- [Data entries]:
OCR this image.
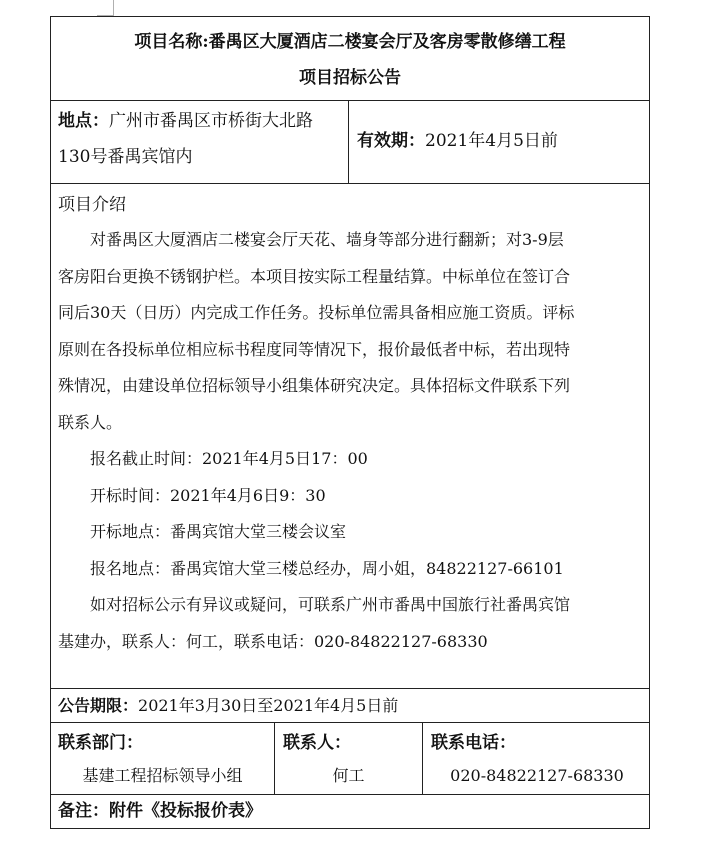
项目名称:番禺区大厦酒店二楼宴会厅及客房零散修缮工程
项目招标公告
地点：广州市番禺区市桥街大北路
130号番禺宾馆内
有效期：2021年4月5日前
项目介绍
对番禺区大厦酒店二楼宴会厅天花、墙身等部分进行翻新；对3-9层
客房阳台更换不锈钢护栏。本项目按实际工程量结算。中标单位在签订合
同后30天（日历）内完成工作任务。投标单位需具备相应施工资质。评标
原则在各投标单位相应标书程度同等情况下，报价最低者中标，若出现特
殊情况，由建设单位招标领导小组集体研究决定。具体招标文件联系下列
联系人。
报名截止时间：2021年4月5日17：00
开标时间：2021年4月6日9：30
开标地点：番禺宾馆大堂三楼会议室
报名地点：番禺宾馆大堂三楼总经办，周小姐，84822127-66101
如对招标公示有异议或疑问，可联系广州市番禺中国旅行社番禺宾馆
基建办，联系人：何工，联系电话：020-84822127-68330
公告期限：2021年3月30日至2021年4月5日前
联系部门：
基建工程招标领导小组
联系人：
何工
联系电话：
020-84822127-68330
备注：附件《投标报价表》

- [WHAT YOU NEED TO DO]:
Reproduce the records verbatim, omitting all images they contain.

- [CORRECT ANSWER]:
OCR this image.
项目名称:番禺区大厦酒店二楼宴会厅及客房零散修缮工程
项目招标公告
地点：广州市番禺区市桥街大北路
130号番禺宾馆内
有效期：2021年4月5日前
项目介绍
对番禺区大厦酒店二楼宴会厅天花、墙身等部分进行翻新；对3-9层
客房阳台更换不锈钢护栏。本项目按实际工程量结算。中标单位在签订合
同后30天（日历）内完成工作任务。投标单位需具备相应施工资质。评标
原则在各投标单位相应标书程度同等情况下，报价最低者中标，若出现特
殊情况，由建设单位招标领导小组集体研究决定。具体招标文件联系下列
联系人。
报名截止时间：2021年4月5日17：00
开标时间：2021年4月6日9：30
开标地点：番禺宾馆大堂三楼会议室
报名地点：番禺宾馆大堂三楼总经办，周小姐，84822127-66101
如对招标公示有异议或疑问，可联系广州市番禺中国旅行社番禺宾馆
基建办，联系人：何工，联系电话：020-84822127-68330
公告期限：2021年3月30日至2021年4月5日前
联系部门：
基建工程招标领导小组
联系人：
何工
联系电话：
020-84822127-68330
备注：附件《投标报价表》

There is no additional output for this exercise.